- DATA EXTRACT -
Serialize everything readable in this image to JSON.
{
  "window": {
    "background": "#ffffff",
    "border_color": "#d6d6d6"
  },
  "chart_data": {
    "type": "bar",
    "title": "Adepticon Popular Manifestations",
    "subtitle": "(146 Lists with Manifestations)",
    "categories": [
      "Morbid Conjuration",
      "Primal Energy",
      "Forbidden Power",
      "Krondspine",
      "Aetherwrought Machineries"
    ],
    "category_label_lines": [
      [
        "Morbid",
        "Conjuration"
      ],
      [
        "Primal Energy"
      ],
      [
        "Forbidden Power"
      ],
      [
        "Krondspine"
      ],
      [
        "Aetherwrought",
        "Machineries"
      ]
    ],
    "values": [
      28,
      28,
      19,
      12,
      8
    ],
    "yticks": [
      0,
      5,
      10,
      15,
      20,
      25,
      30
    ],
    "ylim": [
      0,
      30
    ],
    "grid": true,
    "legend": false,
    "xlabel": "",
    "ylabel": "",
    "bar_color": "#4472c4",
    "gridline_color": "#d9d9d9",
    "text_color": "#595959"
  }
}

- WHAT THE EXERCISE ASKS -
Collect each line of the entries that has the word "Machineries", copying it in full.

- FULL SOLUTION -
      "Aetherwrought Machineries"
        "Machineries"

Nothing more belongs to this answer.